*OBJETIVO*
Copia sin ningún cambio el pasaje del artículo sobre los cuadros de Regaño que va desde "Los cuadros de" hasta "una fotografía cualquiera.", ambos incluidos.

*ARTÍCULO*
<<<<

Los cuadros de Regaño me producen una grata impresión. Tienen “alma”. Palpitan. No creo que nadie pueda evadirse de esta impresión que nos causan. Son cuadros realistas.
Yo no me atrevería a encasillarlos en un declarado “hiper”- realismo. Deduzco que su realismo lleva adentro algo de él mismo. Rodolfo pone, además, en las telas su particular caligrafía.
Me decía o, mejor dicho, me precisaba que al pintor hiperrealista no se le puede negar, cuando pinta, el trabajo de chino que realiza. Sin embargo para Rodolfo no tiene sentido hacer “lo que ya está hecho”. Creo entender que se refería a “lo que ya está hecho ” en una fotografía cualquiera.
El piensa así. Se intuye con ello que en sus cuadros, además del dibujo concreto, del perfil escrupuloso, de lo real, laten todos sus ideales y su saber pictórico, su amor y su cariño por lo que hace, por lo que está haciendo. Su alma entera está en su obra. No se trata de lograr una imitación perfecta, sino de ver el tema con el cristal con que se mira. “Todo es del color del cristal con que se mira...” Y el suyo es la pasión, el sentimiento, el entusiasmo, el arrebato… En definitiva, el arte, si es que con esta palabra se puede expresar aquello que no se puede explicar.
Aquella mañana otoñal conocí al pintor y a su obra. Rodolfo tiene un rostro recio, algo severo e introvertido. Persona robusta, un tanto soñolienta. Viste con un desaliño pulcro, aunque parezca un contrasentido. Quiero apuntar, al expresarme así, que desprecia las modas y los petulantes aderezos. No se disfraza con tintes de bohemio trasnochado ni de “hippy” progresista. Regaño es, ante todo, una persona normal e inteligente que nunca ha sabido ni ha querido montar su “show” particular, ni tiene por qué divertir a nadie con acrobacias de circo.

>>>>

*DATOS PROPORCIONADOS*

<<<<

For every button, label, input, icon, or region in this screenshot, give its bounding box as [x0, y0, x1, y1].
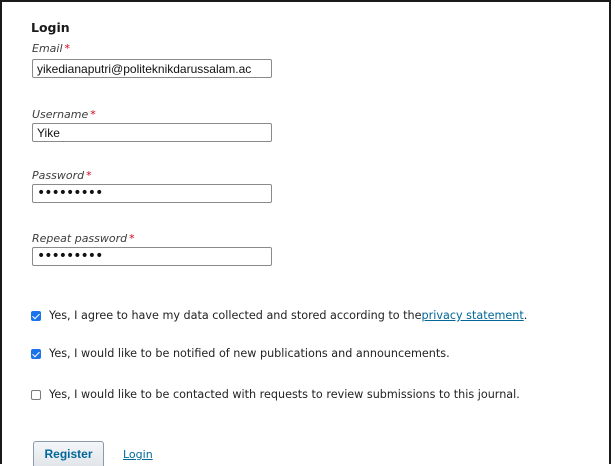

>>>>
<<<<

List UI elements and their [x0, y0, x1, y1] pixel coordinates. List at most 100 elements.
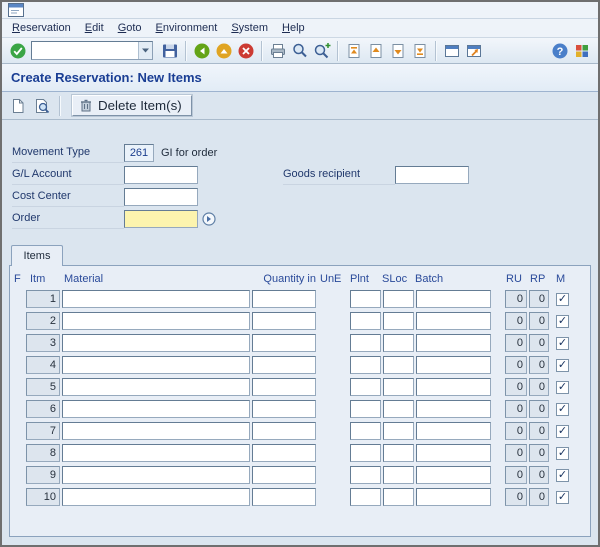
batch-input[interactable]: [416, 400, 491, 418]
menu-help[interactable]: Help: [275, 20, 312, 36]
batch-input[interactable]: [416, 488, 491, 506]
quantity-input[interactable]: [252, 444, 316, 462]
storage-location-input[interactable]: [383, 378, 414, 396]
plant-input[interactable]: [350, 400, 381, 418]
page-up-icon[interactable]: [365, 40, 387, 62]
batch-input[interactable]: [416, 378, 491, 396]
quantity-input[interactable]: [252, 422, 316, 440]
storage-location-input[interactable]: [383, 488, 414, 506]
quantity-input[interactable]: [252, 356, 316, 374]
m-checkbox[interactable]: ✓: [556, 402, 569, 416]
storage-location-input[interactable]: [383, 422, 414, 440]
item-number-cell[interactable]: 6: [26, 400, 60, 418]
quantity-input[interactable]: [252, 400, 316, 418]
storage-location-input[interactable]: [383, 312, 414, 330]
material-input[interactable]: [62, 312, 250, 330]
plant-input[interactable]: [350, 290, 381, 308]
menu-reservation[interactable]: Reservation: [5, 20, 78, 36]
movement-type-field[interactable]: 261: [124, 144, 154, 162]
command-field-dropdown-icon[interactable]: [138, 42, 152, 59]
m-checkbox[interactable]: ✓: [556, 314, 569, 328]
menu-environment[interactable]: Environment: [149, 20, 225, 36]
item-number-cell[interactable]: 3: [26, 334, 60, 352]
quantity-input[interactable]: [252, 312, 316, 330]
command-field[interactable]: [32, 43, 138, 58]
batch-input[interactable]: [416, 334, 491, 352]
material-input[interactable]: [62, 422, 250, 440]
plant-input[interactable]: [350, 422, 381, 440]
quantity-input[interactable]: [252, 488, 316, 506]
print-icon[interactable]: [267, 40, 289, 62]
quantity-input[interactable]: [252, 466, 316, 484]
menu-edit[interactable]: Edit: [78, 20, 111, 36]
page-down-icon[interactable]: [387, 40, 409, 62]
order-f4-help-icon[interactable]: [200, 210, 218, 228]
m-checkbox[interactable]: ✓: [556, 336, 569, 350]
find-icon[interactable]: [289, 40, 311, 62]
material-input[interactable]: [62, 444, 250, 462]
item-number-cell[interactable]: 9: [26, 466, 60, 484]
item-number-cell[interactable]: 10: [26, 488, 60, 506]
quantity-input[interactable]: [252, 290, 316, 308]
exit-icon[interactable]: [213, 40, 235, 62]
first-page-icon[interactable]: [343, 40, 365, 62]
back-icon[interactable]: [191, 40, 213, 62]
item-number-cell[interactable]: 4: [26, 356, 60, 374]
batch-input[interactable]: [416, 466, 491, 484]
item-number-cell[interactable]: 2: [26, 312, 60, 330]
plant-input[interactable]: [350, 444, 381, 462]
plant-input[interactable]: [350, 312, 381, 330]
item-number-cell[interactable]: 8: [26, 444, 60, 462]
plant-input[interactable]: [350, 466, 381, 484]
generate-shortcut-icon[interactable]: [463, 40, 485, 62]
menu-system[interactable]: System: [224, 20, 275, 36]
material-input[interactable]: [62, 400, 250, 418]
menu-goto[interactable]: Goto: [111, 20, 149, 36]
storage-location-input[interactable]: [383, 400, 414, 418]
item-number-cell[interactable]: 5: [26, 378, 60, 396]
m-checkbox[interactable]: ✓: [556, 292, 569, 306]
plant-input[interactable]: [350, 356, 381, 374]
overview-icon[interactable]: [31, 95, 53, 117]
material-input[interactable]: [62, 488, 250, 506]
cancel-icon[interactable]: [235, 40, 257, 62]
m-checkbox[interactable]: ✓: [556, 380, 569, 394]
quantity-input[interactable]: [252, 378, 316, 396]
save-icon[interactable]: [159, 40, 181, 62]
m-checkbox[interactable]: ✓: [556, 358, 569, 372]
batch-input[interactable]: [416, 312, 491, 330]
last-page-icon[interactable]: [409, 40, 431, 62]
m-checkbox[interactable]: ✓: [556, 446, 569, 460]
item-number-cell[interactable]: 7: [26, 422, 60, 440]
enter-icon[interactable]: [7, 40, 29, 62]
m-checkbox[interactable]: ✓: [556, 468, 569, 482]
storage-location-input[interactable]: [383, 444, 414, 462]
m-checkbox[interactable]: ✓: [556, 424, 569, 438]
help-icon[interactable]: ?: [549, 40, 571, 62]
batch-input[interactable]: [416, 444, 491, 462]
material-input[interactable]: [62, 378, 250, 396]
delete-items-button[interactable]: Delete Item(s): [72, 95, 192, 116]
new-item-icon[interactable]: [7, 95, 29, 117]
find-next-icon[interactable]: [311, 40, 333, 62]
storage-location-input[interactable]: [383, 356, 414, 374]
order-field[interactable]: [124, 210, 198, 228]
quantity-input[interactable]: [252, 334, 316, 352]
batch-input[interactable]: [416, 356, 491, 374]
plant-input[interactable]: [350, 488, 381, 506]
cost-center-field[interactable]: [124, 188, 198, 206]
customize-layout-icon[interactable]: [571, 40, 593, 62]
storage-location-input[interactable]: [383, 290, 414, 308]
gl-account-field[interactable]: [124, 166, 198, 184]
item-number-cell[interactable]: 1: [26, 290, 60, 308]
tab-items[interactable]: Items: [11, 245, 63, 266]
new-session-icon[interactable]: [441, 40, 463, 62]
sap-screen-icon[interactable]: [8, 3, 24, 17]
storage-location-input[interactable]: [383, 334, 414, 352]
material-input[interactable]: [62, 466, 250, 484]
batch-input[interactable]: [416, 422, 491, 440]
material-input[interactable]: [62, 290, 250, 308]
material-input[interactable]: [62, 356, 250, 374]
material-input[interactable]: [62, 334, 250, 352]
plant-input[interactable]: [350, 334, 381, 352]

>>>>

*EN RESPUESTA*
Los cuadros de Regaño me producen una grata impresión. Tienen “alma”. Palpitan. No creo que nadie pueda evadirse de esta impresión que nos causan. Son cuadros realistas.
Yo no me atrevería a encasillarlos en un declarado “hiper”- realismo. Deduzco que su realismo lleva adentro algo de él mismo. Rodolfo pone, además, en las telas su particular caligrafía.
Me decía o, mejor dicho, me precisaba que al pintor hiperrealista no se le puede negar, cuando pinta, el trabajo de chino que realiza. Sin embargo para Rodolfo no tiene sentido hacer “lo que ya está hecho”. Creo entender que se refería a “lo que ya está hecho ” en una fotografía cualquiera.